━━━ Listed records ━━━

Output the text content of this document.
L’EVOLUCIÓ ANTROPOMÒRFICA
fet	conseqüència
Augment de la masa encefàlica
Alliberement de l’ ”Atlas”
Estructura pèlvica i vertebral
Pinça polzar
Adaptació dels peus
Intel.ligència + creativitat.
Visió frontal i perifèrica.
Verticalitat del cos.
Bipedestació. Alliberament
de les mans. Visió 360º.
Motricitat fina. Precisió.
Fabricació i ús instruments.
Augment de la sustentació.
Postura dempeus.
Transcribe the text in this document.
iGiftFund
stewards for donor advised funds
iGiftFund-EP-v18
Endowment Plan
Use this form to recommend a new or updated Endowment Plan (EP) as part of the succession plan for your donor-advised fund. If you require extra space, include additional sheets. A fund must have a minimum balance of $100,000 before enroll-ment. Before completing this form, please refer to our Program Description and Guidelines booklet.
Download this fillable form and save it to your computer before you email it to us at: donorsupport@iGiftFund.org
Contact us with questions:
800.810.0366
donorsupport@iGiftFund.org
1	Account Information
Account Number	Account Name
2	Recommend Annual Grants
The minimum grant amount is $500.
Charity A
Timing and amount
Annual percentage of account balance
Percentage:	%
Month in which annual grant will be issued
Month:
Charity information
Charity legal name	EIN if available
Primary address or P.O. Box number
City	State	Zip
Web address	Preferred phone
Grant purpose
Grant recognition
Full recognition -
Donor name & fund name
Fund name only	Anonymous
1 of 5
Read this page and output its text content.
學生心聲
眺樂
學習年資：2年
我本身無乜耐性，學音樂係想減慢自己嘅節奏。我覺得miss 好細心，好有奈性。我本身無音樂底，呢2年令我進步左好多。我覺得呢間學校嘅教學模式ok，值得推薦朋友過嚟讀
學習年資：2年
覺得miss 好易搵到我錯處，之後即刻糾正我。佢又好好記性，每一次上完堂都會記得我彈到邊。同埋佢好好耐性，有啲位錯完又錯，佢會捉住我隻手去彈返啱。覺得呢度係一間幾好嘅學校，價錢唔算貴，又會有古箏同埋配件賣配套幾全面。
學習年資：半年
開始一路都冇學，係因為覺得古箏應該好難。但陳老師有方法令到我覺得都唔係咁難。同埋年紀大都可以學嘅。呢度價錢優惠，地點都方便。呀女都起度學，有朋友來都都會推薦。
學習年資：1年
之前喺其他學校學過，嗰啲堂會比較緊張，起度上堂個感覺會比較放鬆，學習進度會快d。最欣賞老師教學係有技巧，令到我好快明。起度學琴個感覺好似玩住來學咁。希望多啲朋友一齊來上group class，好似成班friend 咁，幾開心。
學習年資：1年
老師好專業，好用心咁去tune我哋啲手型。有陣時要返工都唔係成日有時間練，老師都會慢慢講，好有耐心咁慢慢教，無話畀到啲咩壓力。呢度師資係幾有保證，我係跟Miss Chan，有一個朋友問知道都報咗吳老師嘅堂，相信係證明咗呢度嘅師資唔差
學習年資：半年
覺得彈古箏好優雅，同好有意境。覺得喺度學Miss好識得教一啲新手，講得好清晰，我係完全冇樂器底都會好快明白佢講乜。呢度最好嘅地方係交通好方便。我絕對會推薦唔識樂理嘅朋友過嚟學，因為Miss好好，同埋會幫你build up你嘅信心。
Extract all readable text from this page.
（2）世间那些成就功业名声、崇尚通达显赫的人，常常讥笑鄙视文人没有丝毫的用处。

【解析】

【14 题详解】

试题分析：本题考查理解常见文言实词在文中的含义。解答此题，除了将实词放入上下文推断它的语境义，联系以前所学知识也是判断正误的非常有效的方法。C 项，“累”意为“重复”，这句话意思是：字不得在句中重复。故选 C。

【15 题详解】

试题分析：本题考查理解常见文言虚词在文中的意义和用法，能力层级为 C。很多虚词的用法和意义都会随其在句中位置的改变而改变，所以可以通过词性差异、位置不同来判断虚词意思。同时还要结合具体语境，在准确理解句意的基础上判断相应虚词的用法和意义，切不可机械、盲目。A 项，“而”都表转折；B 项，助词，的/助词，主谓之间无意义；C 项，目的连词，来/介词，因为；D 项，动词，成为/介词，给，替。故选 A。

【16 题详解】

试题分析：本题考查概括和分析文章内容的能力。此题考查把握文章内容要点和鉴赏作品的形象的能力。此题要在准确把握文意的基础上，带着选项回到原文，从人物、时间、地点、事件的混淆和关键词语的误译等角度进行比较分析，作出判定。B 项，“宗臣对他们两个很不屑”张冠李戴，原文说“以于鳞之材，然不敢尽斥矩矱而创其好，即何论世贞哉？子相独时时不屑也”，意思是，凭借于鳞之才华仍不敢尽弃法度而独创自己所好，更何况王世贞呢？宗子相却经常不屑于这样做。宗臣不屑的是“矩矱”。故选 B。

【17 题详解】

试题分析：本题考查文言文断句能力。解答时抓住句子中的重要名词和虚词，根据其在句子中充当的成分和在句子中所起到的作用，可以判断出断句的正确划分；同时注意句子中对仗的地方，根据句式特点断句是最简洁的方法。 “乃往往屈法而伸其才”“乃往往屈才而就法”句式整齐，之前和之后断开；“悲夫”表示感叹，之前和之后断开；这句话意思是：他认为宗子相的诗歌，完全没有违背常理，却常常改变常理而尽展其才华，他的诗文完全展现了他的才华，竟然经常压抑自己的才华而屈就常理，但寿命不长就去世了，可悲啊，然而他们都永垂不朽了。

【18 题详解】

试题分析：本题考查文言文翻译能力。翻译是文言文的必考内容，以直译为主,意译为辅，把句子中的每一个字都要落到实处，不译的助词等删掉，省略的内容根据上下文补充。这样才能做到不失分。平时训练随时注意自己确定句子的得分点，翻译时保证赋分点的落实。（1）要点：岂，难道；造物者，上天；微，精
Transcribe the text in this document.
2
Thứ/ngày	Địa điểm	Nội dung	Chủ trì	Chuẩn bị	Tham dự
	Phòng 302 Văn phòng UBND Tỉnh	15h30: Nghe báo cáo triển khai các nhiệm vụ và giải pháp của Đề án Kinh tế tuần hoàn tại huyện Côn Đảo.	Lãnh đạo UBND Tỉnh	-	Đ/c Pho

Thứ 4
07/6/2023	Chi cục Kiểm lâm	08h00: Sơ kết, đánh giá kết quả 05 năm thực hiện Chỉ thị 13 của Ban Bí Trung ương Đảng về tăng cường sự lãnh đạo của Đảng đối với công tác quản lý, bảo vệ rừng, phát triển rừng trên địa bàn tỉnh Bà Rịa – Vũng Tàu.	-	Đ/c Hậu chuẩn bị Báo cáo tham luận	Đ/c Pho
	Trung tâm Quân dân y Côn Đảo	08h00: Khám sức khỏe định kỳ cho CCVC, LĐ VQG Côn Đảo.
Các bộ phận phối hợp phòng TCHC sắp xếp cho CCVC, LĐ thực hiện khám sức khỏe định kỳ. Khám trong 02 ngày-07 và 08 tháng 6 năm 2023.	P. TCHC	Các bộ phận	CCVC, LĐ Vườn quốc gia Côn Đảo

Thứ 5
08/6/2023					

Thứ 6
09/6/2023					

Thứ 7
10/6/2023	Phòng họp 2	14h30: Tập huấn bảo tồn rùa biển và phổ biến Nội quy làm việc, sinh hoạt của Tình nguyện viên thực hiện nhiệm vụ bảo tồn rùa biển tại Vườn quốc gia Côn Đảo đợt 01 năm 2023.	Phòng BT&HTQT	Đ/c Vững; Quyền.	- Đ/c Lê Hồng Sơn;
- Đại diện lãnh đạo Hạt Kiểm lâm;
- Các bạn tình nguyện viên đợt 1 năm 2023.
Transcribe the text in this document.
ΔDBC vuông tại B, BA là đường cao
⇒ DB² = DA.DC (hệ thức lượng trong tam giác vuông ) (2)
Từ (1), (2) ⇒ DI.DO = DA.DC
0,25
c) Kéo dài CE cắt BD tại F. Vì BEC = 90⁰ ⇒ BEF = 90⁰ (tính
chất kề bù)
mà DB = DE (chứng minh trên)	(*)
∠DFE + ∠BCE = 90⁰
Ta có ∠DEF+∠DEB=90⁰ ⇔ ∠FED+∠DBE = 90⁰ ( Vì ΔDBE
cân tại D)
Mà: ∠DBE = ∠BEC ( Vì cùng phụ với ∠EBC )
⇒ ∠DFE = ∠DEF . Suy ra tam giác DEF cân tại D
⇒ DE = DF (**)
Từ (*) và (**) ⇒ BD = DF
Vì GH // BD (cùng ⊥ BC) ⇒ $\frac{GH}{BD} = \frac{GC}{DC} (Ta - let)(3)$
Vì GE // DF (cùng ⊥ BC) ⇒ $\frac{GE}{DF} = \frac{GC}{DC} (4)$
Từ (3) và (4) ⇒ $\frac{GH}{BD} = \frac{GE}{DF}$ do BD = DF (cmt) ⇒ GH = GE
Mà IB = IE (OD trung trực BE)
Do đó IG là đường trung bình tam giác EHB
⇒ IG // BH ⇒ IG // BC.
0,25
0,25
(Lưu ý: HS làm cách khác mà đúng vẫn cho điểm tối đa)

━━━

--- Short task ---
Search the lines for "trong". Copy each line that has it.

--- Answer below ---
Các bộ phận phối hợp phòng TCHC sắp xếp cho CCVC, LĐ thực hiện khám sức khỏe định kỳ. Khám trong 02 ngày-07 và 08 tháng 6 năm 2023.	P. TCHC	Các bộ phận	CCVC, LĐ Vườn quốc gia Côn Đảo
⇒ DB² = DA.DC (hệ thức lượng trong tam giác vuông ) (2)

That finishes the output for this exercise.